- [TASK INSTRUCTIONS]:
List every country named in the story below about indexing names for a loaf of bread.

*** PROVIDED PASSAGE ***

“Better Than a Loaf of Bread,” New Era, Apr. 2015, 37
My mom is the genealogist in our family. She’s researched over 10 generations of our family line, taught herself to read German, and has an abundance of knowledge about the cultural traditions of different time periods.
I, on the other hand, have never been good at history, and I’ve always been content to let other people do our family history work. However, my reluctance changed one Sunday in July.
My priests quorum adviser, Brother Holland, who is famous for his homemade wheat bread, gave the entire priests quorum a challenge: “If you go home and index 100 names through FamilySearch by the end of the night, I will bake you an entire loaf of bread.”
The first thing I did when I got home was to access the indexing tool at FamilySearch.org/indexing. When I downloaded the first batch, I met my first set of problems. First, the handwriting on the records was hard to read and sometimes unintelligible. The second and much more serious problem was that I couldn’t read cursive. Luckily, with the help of the Internet, I worked my way carefully through the first few names until I got the hang of it. Reading and writing the names started to go faster.
I tried to picture in my mind the families as I input their names. I saw families from all over the world—from Italy, Ireland, Germany, and more. When I read their names, I felt like I somehow knew them. When I came across a name I couldn’t read, I didn’t give up. I thought of every possibility and even searched the Internet for what it might be. I wanted to get it right.
It wasn’t too long before I finished my 100 names. I called Brother Holland and reported that I had completed the task. Later, I got my loaf of bread. The next week, he made the same offer. I went home and indexed more names, but this time I didn’t report it. I realized that I wanted to do it—not because I wanted bread, but because I genuinely wanted to help the people I was recording. I wanted their descendants to be able to find them and help them. It was a great feeling to be a part—even just a small part—of family history work.

*** End of PROVIDED PASSAGE ***
*** EXTRACTED DATA ***

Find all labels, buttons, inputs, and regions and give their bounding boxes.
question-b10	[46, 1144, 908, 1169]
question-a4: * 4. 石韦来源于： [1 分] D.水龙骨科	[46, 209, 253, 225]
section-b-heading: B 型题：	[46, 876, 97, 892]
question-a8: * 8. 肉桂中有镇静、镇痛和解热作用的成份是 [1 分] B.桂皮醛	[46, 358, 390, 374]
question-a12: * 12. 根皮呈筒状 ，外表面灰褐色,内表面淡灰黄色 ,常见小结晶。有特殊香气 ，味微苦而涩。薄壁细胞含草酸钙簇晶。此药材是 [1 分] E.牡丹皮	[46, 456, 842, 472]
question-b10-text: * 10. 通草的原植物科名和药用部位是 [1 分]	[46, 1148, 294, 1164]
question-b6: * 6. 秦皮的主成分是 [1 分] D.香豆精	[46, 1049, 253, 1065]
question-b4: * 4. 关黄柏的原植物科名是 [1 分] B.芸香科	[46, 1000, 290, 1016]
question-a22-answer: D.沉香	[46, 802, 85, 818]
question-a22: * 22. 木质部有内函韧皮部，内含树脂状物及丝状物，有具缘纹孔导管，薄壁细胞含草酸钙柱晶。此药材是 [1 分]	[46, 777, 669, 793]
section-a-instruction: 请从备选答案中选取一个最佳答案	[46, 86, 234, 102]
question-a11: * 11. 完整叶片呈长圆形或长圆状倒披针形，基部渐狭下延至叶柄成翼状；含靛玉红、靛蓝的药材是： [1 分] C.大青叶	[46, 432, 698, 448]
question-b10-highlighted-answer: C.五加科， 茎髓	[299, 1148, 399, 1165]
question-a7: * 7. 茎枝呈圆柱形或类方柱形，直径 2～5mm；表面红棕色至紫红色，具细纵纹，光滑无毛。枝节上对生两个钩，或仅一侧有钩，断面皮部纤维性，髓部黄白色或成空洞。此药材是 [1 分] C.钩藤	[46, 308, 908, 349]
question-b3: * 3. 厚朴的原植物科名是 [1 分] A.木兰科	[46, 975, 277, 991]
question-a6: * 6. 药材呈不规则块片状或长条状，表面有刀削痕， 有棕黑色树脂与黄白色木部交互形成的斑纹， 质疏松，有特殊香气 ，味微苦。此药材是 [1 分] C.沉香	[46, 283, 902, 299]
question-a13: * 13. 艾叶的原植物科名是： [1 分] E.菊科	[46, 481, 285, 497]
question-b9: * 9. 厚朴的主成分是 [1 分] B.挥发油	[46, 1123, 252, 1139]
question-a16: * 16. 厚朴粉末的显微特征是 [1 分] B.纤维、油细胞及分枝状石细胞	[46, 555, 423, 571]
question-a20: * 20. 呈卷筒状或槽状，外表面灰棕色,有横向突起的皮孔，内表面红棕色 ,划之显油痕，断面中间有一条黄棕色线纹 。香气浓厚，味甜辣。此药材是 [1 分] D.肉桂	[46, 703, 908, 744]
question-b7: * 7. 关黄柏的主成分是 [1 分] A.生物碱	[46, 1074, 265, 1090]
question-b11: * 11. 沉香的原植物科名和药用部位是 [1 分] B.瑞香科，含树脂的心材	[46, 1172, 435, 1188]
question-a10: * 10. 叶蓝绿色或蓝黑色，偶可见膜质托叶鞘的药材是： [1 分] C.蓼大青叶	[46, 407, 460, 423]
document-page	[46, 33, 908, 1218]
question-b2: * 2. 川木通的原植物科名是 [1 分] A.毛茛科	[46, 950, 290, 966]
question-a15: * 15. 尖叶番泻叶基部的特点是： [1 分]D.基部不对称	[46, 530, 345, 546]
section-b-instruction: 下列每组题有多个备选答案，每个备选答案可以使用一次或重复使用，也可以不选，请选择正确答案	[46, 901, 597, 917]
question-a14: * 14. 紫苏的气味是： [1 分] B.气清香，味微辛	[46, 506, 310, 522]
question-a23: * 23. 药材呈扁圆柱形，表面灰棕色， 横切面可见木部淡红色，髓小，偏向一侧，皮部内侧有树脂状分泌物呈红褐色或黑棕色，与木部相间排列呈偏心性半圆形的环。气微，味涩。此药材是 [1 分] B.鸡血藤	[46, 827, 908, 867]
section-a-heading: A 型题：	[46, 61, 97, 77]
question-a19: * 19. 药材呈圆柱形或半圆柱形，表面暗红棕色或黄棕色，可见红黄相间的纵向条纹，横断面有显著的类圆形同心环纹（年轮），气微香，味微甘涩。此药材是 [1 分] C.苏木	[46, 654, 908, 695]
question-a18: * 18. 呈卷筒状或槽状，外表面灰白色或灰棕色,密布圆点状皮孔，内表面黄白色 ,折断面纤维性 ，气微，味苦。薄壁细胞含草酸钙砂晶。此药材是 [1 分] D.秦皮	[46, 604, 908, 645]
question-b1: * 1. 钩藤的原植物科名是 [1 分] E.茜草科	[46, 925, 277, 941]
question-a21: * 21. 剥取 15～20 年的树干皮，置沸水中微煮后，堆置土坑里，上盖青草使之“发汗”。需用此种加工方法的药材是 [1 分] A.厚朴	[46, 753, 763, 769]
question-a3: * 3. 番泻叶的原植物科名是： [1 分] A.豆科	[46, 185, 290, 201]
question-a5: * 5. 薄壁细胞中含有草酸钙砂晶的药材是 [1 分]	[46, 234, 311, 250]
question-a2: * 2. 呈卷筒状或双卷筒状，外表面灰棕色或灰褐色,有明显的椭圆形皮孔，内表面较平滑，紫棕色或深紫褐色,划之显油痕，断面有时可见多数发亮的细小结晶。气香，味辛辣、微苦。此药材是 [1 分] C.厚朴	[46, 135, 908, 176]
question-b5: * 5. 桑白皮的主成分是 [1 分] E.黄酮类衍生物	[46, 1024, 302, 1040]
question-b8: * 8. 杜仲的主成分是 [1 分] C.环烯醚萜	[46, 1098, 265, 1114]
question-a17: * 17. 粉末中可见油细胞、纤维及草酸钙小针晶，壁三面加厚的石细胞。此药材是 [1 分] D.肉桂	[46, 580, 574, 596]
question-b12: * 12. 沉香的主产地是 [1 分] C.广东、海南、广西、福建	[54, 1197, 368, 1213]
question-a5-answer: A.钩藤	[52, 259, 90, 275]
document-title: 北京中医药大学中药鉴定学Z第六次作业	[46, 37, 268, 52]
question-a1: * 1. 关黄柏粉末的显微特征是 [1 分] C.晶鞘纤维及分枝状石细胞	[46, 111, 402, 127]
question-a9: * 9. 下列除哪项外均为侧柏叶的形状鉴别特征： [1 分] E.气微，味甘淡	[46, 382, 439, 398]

*** End of EXTRACTED DATA ***

- [ANSWER TO THE EXERCISE]:
Italy, Ireland, Germany